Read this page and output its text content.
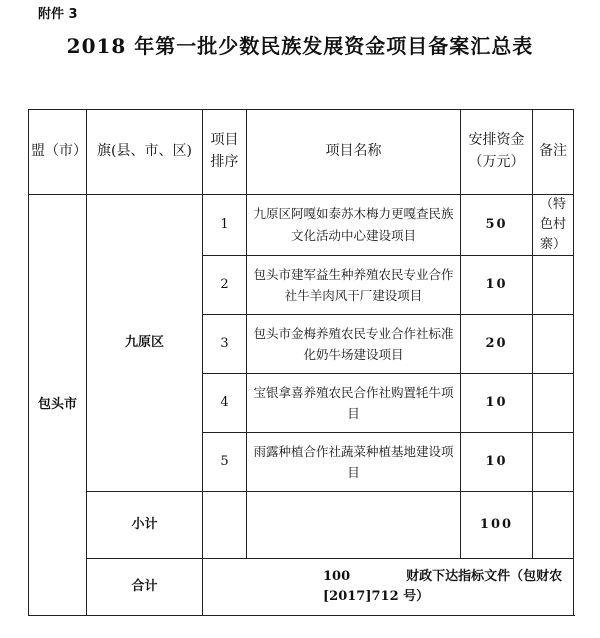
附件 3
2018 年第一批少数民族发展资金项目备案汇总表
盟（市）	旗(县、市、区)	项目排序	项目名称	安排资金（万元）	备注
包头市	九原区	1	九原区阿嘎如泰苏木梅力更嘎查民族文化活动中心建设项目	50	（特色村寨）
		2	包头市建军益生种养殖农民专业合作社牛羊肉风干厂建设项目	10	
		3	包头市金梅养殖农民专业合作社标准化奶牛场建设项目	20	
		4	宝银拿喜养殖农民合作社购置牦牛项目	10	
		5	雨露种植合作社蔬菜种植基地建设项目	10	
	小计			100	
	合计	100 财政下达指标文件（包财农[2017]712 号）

● **Job**
With the pictures omitted, reproduce the records in full and exactly.

● **Result for this exercise**
Read this page and output its text content.
附件 3
2018 年第一批少数民族发展资金项目备案汇总表
盟（市）	旗(县、市、区)	项目排序	项目名称	安排资金（万元）	备注
包头市	九原区	1	九原区阿嘎如泰苏木梅力更嘎查民族文化活动中心建设项目	50	（特色村寨）
		2	包头市建军益生种养殖农民专业合作社牛羊肉风干厂建设项目	10	
		3	包头市金梅养殖农民专业合作社标准化奶牛场建设项目	20	
		4	宝银拿喜养殖农民合作社购置牦牛项目	10	
		5	雨露种植合作社蔬菜种植基地建设项目	10	
	小计			100	
	合计	100 财政下达指标文件（包财农[2017]712 号）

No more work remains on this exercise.